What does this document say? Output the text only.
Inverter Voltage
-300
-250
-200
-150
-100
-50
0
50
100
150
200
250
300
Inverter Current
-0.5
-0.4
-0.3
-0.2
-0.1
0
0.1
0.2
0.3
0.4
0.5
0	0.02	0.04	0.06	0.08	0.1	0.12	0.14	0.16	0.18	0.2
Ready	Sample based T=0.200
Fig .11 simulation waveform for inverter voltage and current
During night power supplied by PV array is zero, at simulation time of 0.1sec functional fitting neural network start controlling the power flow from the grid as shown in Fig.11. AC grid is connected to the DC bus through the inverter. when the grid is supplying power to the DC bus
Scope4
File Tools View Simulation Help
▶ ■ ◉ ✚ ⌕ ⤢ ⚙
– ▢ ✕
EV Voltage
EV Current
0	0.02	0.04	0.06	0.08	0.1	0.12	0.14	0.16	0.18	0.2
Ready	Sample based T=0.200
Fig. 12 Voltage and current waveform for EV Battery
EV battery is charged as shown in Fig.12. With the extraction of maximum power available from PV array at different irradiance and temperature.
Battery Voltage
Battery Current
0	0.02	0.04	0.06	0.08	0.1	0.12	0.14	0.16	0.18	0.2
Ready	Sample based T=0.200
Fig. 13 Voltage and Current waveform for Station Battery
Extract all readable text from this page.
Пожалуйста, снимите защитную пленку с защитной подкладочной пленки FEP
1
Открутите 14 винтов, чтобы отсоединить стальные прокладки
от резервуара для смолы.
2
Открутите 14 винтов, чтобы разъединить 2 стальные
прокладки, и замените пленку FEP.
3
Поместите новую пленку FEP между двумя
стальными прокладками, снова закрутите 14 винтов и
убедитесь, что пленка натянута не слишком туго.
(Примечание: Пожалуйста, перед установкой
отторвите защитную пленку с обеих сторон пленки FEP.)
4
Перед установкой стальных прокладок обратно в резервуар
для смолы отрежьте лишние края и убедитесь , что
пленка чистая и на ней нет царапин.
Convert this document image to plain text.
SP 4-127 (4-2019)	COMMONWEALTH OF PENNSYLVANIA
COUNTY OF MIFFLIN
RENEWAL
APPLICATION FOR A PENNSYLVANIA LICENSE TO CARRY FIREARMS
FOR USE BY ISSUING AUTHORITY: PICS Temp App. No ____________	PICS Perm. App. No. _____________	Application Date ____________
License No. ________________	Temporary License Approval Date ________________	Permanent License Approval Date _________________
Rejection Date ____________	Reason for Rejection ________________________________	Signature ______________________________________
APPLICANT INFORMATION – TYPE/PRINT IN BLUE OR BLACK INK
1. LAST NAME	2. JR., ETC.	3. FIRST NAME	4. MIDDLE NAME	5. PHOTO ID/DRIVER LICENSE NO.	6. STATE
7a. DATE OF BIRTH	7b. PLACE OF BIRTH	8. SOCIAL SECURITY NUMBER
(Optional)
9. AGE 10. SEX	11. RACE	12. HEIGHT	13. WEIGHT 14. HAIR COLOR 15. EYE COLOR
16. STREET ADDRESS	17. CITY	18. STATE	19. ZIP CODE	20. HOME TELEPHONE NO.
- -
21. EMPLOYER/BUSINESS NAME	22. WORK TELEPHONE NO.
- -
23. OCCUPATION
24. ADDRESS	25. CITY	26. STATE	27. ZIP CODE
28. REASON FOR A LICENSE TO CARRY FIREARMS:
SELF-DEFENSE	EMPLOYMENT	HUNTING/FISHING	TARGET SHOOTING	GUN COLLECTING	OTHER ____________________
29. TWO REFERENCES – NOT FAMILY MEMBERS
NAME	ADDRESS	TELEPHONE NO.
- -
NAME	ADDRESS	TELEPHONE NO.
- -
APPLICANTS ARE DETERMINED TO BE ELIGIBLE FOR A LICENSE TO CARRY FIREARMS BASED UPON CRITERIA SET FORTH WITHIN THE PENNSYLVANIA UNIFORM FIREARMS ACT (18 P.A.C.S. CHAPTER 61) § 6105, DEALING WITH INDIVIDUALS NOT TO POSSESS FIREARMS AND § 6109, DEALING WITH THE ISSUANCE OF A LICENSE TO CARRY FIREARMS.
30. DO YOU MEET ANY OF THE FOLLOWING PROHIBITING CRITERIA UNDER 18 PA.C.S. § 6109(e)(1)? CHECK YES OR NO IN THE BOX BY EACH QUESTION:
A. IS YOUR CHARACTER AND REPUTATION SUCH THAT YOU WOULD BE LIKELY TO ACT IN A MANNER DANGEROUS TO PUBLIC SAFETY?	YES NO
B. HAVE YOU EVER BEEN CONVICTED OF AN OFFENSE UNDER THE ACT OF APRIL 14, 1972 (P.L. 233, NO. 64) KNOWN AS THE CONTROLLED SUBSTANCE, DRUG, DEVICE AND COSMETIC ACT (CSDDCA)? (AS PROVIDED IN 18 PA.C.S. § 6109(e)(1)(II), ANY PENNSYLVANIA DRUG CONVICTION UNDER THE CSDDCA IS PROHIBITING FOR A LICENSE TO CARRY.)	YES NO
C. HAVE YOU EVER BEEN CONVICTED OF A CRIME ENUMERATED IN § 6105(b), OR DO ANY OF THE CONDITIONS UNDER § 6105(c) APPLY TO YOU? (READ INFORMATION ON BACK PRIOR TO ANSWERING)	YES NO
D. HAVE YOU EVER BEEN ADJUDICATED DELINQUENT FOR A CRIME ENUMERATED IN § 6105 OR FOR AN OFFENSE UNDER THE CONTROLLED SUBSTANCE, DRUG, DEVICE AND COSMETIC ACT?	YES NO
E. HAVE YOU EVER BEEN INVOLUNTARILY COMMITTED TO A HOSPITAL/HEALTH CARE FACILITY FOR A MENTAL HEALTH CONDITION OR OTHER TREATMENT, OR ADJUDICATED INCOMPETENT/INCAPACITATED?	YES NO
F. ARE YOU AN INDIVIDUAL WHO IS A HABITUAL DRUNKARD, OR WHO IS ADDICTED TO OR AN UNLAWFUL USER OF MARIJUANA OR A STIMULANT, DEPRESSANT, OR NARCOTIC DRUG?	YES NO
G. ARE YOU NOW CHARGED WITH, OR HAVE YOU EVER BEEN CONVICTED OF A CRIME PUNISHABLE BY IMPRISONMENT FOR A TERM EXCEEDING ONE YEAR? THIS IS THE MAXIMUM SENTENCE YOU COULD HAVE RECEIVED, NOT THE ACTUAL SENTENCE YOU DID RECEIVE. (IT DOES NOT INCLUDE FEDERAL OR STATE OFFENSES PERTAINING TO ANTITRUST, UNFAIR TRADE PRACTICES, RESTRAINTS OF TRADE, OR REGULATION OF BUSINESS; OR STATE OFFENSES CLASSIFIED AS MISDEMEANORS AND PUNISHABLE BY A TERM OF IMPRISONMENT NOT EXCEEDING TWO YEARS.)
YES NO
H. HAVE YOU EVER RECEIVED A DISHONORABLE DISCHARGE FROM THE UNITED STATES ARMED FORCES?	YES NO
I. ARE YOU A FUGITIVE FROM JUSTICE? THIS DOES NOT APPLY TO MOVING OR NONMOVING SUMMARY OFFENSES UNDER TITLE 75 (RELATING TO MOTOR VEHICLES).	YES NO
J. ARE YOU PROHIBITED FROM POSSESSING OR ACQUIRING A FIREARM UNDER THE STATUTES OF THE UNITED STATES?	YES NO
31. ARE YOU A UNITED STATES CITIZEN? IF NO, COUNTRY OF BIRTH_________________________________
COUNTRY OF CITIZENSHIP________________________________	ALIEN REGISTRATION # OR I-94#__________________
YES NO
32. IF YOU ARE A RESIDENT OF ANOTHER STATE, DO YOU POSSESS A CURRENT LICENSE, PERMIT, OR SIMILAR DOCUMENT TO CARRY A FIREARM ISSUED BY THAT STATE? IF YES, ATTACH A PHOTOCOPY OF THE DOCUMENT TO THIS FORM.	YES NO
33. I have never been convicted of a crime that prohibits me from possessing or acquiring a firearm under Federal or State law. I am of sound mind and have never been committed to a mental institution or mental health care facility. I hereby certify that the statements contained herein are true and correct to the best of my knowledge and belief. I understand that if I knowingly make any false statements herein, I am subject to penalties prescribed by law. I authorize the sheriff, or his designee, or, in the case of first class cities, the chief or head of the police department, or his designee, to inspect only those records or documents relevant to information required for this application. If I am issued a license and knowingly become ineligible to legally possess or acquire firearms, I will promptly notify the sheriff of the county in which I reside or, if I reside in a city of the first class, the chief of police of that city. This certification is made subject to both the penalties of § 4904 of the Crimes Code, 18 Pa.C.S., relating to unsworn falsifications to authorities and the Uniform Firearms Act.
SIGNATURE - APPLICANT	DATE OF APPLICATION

--------------------------------

→ **SET TASK**:
Search the records above for the string "винтов". Copy every line that contains it.

→ **RESULT BELOW**:
Открутите 14 винтов, чтобы отсоединить стальные прокладки
Открутите 14 винтов, чтобы разъединить 2 стальные
стальными прокладками, снова закрутите 14 винтов и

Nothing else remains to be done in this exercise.